TASK
All of the entries must be reproduced exactly, with no images carried over.
%%
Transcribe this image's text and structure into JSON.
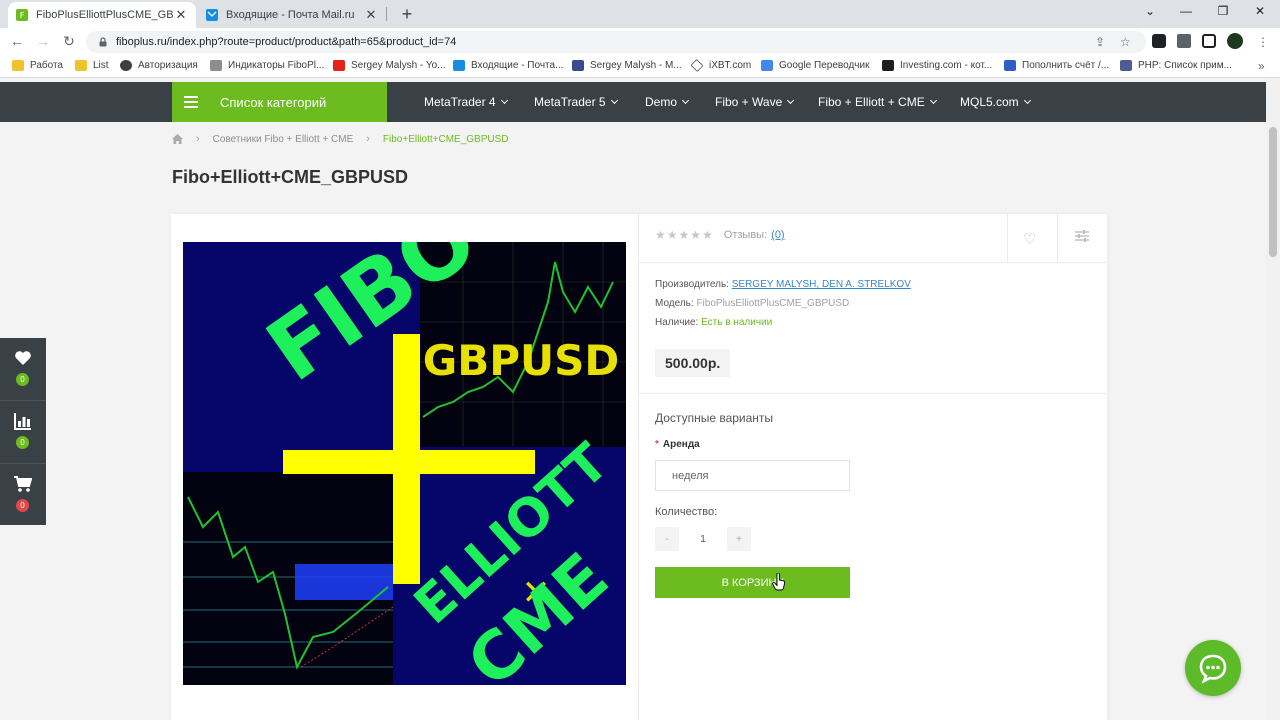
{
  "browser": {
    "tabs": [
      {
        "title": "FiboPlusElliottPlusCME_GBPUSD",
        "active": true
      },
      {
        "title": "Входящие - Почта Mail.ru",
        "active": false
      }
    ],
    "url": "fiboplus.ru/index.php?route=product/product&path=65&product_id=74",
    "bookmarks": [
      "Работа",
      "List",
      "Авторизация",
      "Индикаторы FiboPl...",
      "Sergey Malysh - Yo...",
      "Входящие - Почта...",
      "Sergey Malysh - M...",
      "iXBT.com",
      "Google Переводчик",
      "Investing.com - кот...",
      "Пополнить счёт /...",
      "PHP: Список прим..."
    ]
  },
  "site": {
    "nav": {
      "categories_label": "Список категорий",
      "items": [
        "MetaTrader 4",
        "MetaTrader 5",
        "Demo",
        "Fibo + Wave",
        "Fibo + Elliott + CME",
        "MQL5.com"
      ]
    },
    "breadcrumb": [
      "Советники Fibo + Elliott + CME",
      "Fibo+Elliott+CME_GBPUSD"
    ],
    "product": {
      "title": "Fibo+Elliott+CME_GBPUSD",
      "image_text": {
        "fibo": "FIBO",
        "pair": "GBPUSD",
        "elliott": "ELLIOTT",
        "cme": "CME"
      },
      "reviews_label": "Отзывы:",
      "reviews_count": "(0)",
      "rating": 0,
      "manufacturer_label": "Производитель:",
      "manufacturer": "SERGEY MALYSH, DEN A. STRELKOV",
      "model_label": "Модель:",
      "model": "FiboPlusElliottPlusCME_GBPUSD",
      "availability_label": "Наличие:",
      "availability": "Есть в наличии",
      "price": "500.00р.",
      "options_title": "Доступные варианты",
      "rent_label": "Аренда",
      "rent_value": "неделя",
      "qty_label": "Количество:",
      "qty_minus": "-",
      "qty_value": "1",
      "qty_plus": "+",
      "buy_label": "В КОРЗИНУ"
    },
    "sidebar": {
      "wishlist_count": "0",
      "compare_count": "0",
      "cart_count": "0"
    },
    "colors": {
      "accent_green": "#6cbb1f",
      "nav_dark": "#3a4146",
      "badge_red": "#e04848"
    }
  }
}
%%
RESULT BELOW
Transcribe this image's text and structure into JSON.
{
  "browser": {
    "tabs": [
      {
        "title": "FiboPlusElliottPlusCME_GBPUSD",
        "active": true
      },
      {
        "title": "Входящие - Почта Mail.ru",
        "active": false
      }
    ],
    "url": "fiboplus.ru/index.php?route=product/product&path=65&product_id=74",
    "bookmarks": [
      "Работа",
      "List",
      "Авторизация",
      "Индикаторы FiboPl...",
      "Sergey Malysh - Yo...",
      "Входящие - Почта...",
      "Sergey Malysh - M...",
      "iXBT.com",
      "Google Переводчик",
      "Investing.com - кот...",
      "Пополнить счёт /...",
      "PHP: Список прим..."
    ]
  },
  "site": {
    "nav": {
      "categories_label": "Список категорий",
      "items": [
        "MetaTrader 4",
        "MetaTrader 5",
        "Demo",
        "Fibo + Wave",
        "Fibo + Elliott + CME",
        "MQL5.com"
      ]
    },
    "breadcrumb": [
      "Советники Fibo + Elliott + CME",
      "Fibo+Elliott+CME_GBPUSD"
    ],
    "product": {
      "title": "Fibo+Elliott+CME_GBPUSD",
      "image_text": {
        "fibo": "FIBO",
        "pair": "GBPUSD",
        "elliott": "ELLIOTT",
        "cme": "CME"
      },
      "reviews_label": "Отзывы:",
      "reviews_count": "(0)",
      "rating": 0,
      "manufacturer_label": "Производитель:",
      "manufacturer": "SERGEY MALYSH, DEN A. STRELKOV",
      "model_label": "Модель:",
      "model": "FiboPlusElliottPlusCME_GBPUSD",
      "availability_label": "Наличие:",
      "availability": "Есть в наличии",
      "price": "500.00р.",
      "options_title": "Доступные варианты",
      "rent_label": "Аренда",
      "rent_value": "неделя",
      "qty_label": "Количество:",
      "qty_minus": "-",
      "qty_value": "1",
      "qty_plus": "+",
      "buy_label": "В КОРЗИНУ"
    },
    "sidebar": {
      "wishlist_count": "0",
      "compare_count": "0",
      "cart_count": "0"
    },
    "colors": {
      "accent_green": "#6cbb1f",
      "nav_dark": "#3a4146",
      "badge_red": "#e04848"
    }
  }
}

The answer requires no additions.